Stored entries

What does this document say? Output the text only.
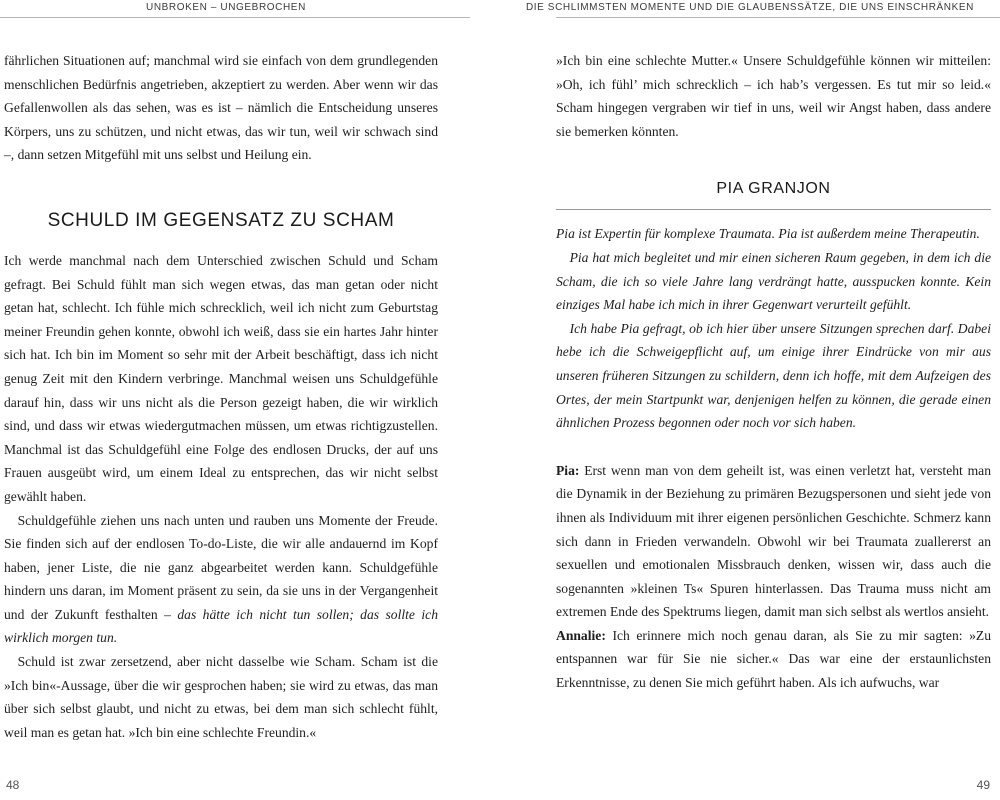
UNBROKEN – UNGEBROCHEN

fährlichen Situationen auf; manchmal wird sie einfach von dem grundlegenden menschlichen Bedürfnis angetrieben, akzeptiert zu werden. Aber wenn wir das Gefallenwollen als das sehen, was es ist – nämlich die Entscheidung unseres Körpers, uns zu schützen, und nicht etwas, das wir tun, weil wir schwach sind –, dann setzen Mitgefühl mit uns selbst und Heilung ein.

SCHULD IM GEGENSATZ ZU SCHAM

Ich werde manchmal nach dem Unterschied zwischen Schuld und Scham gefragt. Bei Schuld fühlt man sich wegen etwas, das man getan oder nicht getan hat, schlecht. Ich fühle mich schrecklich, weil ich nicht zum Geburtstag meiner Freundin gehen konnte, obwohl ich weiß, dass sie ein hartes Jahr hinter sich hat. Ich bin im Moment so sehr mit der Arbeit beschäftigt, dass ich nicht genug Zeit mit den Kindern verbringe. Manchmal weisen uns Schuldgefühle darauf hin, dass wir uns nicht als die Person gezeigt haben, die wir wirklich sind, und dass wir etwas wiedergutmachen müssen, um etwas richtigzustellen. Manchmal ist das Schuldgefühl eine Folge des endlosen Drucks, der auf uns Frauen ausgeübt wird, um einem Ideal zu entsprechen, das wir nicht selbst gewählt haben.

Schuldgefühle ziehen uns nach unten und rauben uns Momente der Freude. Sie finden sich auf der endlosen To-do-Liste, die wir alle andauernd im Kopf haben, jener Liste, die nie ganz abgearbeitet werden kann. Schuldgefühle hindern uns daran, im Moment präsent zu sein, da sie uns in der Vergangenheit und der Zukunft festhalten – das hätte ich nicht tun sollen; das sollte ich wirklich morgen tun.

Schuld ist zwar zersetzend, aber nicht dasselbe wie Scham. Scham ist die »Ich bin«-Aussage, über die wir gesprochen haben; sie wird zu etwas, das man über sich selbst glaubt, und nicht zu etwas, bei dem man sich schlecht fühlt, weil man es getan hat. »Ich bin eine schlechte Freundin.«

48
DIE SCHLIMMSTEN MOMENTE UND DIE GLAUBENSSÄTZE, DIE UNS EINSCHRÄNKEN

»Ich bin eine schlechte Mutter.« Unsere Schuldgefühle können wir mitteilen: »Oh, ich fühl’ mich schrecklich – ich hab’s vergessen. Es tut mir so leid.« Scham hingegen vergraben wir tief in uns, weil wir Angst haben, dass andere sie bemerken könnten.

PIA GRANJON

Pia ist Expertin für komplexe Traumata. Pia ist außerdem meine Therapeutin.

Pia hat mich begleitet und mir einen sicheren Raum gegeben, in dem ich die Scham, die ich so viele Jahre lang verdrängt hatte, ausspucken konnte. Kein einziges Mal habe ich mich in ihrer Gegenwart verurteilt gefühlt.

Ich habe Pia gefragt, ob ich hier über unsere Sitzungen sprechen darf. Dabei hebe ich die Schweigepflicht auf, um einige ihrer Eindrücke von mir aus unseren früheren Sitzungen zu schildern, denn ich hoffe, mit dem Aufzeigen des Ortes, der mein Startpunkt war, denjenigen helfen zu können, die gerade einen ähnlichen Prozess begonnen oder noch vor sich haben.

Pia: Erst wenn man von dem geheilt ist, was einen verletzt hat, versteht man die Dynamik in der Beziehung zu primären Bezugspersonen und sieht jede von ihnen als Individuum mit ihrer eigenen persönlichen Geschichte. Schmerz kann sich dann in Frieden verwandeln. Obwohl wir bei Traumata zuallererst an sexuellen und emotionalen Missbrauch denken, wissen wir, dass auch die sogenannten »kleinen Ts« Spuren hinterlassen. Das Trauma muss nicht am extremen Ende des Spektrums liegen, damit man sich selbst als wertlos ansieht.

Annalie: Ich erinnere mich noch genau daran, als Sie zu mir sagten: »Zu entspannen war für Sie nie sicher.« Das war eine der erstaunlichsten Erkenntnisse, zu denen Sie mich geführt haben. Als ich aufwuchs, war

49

---

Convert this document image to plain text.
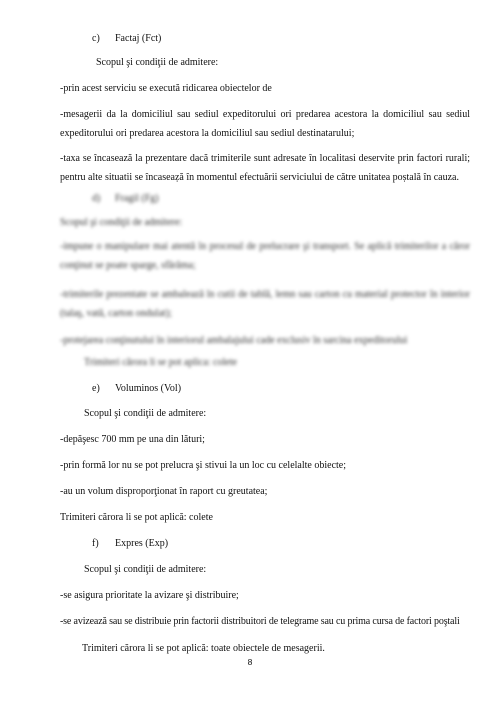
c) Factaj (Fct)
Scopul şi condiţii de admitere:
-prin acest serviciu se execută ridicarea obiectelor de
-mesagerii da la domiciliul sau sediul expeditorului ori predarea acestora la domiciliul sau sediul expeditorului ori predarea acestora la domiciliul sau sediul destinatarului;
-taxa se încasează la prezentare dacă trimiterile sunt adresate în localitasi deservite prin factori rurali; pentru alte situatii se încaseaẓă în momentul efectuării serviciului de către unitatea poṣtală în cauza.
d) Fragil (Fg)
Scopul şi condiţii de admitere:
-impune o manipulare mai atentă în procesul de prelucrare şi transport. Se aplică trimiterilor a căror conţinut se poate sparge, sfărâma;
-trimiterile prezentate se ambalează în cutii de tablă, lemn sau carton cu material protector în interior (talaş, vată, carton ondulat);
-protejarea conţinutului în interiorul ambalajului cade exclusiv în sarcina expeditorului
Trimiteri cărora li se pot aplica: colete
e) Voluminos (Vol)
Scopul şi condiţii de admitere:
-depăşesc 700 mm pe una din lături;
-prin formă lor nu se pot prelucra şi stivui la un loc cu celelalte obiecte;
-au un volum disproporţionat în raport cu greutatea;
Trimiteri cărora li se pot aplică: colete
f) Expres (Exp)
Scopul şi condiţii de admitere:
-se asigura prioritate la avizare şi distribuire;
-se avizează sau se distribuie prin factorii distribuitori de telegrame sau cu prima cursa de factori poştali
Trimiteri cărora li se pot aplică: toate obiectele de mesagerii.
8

--

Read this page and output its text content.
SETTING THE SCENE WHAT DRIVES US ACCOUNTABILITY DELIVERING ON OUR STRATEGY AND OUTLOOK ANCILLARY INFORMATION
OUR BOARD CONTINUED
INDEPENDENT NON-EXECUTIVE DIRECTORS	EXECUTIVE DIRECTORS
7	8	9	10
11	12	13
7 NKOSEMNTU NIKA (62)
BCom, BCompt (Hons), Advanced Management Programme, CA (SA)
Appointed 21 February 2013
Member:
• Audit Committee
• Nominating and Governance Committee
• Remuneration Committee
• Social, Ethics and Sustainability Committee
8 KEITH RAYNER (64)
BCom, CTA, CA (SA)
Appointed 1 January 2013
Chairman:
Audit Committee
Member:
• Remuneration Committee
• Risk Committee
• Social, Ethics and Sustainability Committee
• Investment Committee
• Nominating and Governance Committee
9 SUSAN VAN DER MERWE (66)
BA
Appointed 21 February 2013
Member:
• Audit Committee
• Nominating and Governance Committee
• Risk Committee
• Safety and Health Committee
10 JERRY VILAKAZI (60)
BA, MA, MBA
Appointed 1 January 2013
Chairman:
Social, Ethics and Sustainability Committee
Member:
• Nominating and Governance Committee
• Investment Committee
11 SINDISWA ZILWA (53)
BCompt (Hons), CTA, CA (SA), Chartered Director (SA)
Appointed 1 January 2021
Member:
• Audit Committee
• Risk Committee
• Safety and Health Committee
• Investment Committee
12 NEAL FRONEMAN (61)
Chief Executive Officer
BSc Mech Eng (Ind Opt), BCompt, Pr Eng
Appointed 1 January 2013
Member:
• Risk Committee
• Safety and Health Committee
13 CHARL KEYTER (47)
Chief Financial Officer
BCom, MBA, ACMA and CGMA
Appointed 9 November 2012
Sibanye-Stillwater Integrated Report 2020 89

**Short exercise**
Scan the records above for the string "expeditorului", then report every line that contains it.

**Final result**
-mesagerii da la domiciliul sau sediul expeditorului ori predarea acestora la domiciliul sau sediul expeditorului ori predarea acestora la domiciliul sau sediul destinatarului;
-protejarea conţinutului în interiorul ambalajului cade exclusiv în sarcina expeditorului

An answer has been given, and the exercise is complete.